» **Conjunto de tareas**:
A. Según el texto sobre la opresión, ¿por qué quien se fija solo en lo universal cae en el totalitarismo? Responde en una a tres oraciones.
B. En el texto sobre la opresión, ¿qué pensador dice que el hombre vive soñando con su mundo propio?
C. Copia del texto sobre la opresión todo lo que va desde "Pero ¿en qué" hasta "en la Cosa.".

» **Texto de estudio**:
Pero ¿en qué consiste la Opresión ? ¿Por qué existe, si todos sabemos que
es injusto tratar a los demás de manera desigual? Es algo constitutivo de la
finitud o condición humana, y no lleva a ningún sitio ignorarlo o negarlo. Se trata
de la dialéctica, esencial, la de lo uno y lo múltiple, la de lo universal y lo
particular. Esa dialéctica habita en nosotros, o, más bien, la somos. Podemos
contemplarla tanto en el Sujeto como en la Cosa.
Todos tenemos “en nosotros”, en nuestra consciencia (por eso
somos todos humanos y racionales) el principio de universalidad, que nos dice
que el interés de todos vale lo mismo, y que justicia es igualdad. Pero todos
tenemos, también, en nosotros (por eso somos este o aquel humano) el principio
de particularidad, que nos dice que cada uno tenemos que atender a nuestros
intereses individuales, que tengo que llenar mis pulmones, no los tuyos, criar
a mis hijos, no a los tuyos… Es un (auto)engaño creer que existe una salida
“fácil” a esta dialéctica, que puedo estar pensando a la vez y con el mismo
cuidado en lo que están sufriendo mi pulmón o mi hijo y lo que están sufriendo
el pulmón o el hijo de un humano lejano. Ambos elementos, universal y
particular, están en el más infinitesimal de los sucesos. Si nos fijamos solo
en lo universal, borramos todas las diferencias y caemos en el totalitarismo.
Si nos fijamos en nuestra particularidad, negamos lo común y caemos en el egoísmo.
Esta dialéctica está también en el Objeto (incluyendo aquí
al Sujeto como una entidad o cosa que es). ¿Qué tiene, en sí mismo valor? La
pulsión racional monista conduce a la austeridad absoluta (o la absoluta
riqueza, si se prefiere) de pensar que lo único que tiene valor es el Todo, o
más bien la Unidad. Aquí
las cosas diversas se relativizan hasta buscar su anulación. Por el camino
contrario, solo tiene valor lo que ocurre aquí y ahora, o sea, para mí, y el
hombre vive, como dice Heráclito, soñando con su mundo propio.

» **Datos proporcionados**:
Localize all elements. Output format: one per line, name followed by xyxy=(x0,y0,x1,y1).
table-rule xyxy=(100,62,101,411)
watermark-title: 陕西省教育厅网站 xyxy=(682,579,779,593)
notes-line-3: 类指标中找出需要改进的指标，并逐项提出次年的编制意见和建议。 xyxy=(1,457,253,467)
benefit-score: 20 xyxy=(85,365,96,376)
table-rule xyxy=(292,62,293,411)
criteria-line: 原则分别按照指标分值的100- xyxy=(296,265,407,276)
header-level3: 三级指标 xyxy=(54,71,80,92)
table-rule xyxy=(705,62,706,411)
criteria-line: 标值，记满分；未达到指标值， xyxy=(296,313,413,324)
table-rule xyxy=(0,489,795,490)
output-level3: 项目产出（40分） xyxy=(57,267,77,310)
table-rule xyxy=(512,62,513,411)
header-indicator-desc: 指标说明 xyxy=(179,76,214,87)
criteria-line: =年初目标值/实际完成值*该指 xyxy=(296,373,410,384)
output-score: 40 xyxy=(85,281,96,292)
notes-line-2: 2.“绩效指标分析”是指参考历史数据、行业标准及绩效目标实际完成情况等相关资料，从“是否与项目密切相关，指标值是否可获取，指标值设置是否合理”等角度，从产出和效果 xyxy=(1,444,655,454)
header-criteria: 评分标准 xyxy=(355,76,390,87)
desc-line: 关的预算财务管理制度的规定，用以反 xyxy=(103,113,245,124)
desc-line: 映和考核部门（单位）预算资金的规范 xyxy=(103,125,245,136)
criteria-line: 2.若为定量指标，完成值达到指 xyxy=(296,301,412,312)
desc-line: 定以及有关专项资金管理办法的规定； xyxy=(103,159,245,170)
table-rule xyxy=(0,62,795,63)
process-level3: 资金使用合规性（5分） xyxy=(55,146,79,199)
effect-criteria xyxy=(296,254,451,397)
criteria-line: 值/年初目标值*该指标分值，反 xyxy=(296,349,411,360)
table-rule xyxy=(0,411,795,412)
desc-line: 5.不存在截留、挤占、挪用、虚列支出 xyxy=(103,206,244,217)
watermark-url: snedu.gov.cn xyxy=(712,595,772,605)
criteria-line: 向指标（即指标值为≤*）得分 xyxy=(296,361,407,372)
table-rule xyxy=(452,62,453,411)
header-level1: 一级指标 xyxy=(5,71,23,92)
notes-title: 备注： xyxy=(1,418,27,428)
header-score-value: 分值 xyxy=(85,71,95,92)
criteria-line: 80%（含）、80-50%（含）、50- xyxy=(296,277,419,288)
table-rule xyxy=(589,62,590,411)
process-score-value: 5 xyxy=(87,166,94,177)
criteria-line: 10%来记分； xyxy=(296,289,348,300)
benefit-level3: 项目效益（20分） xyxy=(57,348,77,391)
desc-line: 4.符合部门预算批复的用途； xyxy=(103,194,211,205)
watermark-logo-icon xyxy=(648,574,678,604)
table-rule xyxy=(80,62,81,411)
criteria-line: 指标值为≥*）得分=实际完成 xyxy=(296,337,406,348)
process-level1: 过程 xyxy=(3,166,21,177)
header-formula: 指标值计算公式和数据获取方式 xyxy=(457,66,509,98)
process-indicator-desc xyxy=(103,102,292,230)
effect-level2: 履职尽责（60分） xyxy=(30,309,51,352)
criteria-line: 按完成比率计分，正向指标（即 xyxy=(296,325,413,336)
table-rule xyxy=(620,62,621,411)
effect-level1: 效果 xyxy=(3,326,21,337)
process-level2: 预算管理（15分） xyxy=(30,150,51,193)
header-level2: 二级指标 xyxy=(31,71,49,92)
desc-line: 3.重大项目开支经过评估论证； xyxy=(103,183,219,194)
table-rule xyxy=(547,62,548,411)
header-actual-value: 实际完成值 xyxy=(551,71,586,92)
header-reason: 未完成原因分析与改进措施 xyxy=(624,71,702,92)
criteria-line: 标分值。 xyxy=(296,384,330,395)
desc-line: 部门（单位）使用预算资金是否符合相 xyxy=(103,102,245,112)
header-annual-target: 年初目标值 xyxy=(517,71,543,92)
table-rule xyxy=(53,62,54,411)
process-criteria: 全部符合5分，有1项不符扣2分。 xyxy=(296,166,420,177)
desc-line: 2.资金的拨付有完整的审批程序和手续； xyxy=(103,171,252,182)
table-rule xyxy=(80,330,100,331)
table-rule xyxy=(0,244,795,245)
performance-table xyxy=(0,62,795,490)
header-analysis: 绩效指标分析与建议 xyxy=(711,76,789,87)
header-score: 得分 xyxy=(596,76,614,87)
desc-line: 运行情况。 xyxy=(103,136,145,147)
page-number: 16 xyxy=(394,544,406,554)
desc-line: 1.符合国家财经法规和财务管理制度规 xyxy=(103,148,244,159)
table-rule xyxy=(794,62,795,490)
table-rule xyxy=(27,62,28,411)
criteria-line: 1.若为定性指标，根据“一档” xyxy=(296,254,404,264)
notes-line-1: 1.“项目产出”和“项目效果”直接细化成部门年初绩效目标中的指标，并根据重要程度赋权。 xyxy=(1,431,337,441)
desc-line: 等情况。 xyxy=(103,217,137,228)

» **Respuestas en orden**:
A. Porque, si nos fijamos solo en lo universal, borramos todas las diferencias, y eso conduce al totalitarismo.

B. Heráclito.

C.
Pero ¿en qué consiste la Opresión ? ¿Por qué existe, si todos sabemos que
es injusto tratar a los demás de manera desigual? Es algo constitutivo de la
finitud o condición humana, y no lleva a ningún sitio ignorarlo o negarlo. Se trata
de la dialéctica, esencial, la de lo uno y lo múltiple, la de lo universal y lo
particular. Esa dialéctica habita en nosotros, o, más bien, la somos. Podemos
contemplarla tanto en el Sujeto como en la Cosa.